EXERCISE AIM: Report how many lines of the entries below contain the word "wall", and nothing more.

DATA FOR THIS TASK:
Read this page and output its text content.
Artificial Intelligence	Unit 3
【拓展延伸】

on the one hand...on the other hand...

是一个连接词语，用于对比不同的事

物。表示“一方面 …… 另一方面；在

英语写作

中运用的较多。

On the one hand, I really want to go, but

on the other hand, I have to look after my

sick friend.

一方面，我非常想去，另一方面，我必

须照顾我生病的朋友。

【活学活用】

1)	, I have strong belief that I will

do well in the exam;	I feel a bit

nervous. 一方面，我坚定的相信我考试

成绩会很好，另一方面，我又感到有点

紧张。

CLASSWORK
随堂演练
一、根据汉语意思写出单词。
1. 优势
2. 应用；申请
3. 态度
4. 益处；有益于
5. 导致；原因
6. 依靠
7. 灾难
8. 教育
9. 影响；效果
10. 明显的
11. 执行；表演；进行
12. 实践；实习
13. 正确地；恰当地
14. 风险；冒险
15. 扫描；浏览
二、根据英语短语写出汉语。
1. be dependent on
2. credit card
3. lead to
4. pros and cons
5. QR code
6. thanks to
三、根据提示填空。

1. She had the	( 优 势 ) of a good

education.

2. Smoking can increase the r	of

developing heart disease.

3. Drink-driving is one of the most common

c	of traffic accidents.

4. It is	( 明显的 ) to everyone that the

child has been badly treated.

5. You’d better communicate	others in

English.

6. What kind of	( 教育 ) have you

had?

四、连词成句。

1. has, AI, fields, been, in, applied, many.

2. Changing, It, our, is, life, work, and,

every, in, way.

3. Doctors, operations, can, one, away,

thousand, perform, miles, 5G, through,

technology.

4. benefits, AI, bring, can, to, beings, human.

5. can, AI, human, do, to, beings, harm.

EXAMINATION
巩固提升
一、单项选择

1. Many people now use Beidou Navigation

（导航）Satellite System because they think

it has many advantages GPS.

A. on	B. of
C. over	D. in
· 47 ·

==

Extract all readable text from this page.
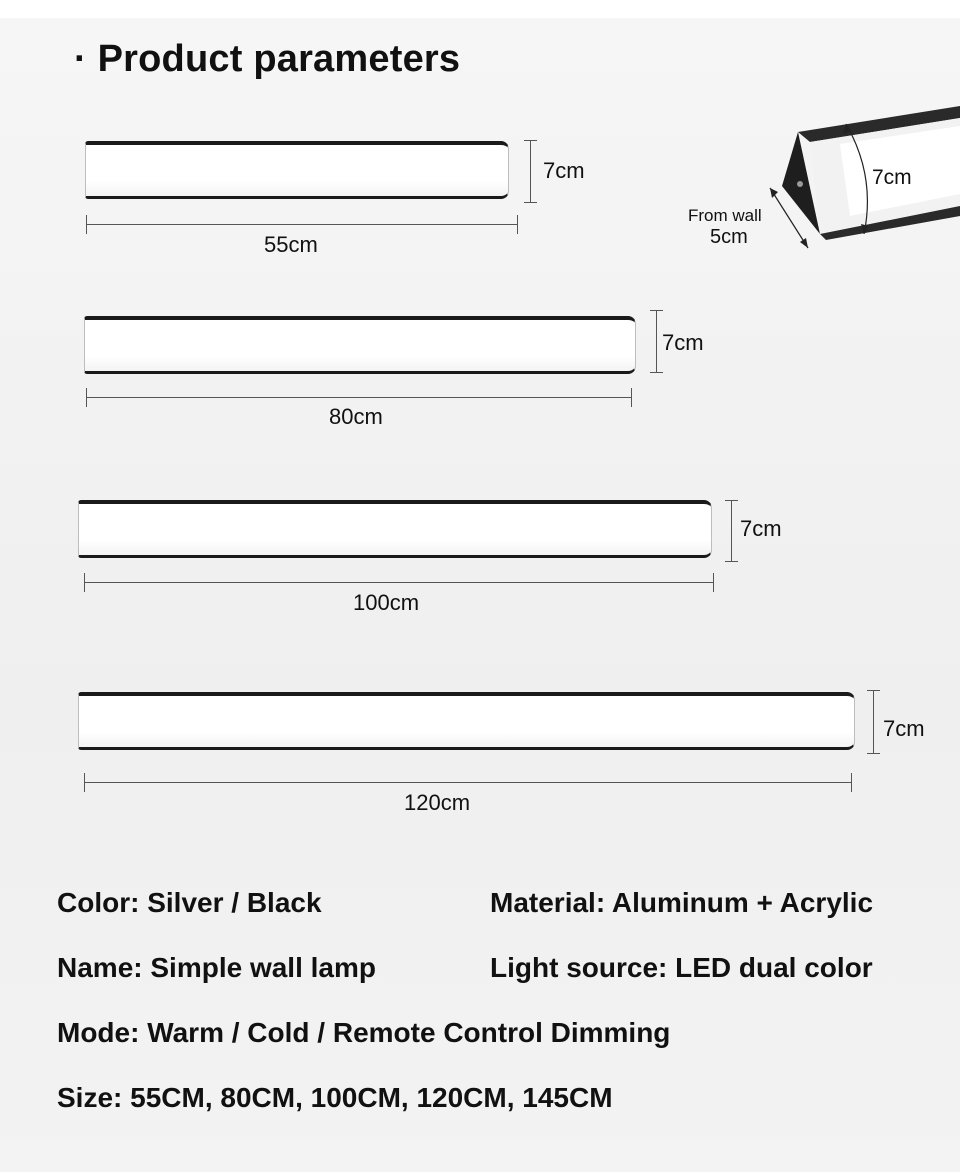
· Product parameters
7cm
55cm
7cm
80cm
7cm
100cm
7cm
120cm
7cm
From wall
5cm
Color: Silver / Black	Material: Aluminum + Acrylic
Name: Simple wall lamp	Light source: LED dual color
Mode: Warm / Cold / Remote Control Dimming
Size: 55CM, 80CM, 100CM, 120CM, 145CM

CORRECT ANSWER: 2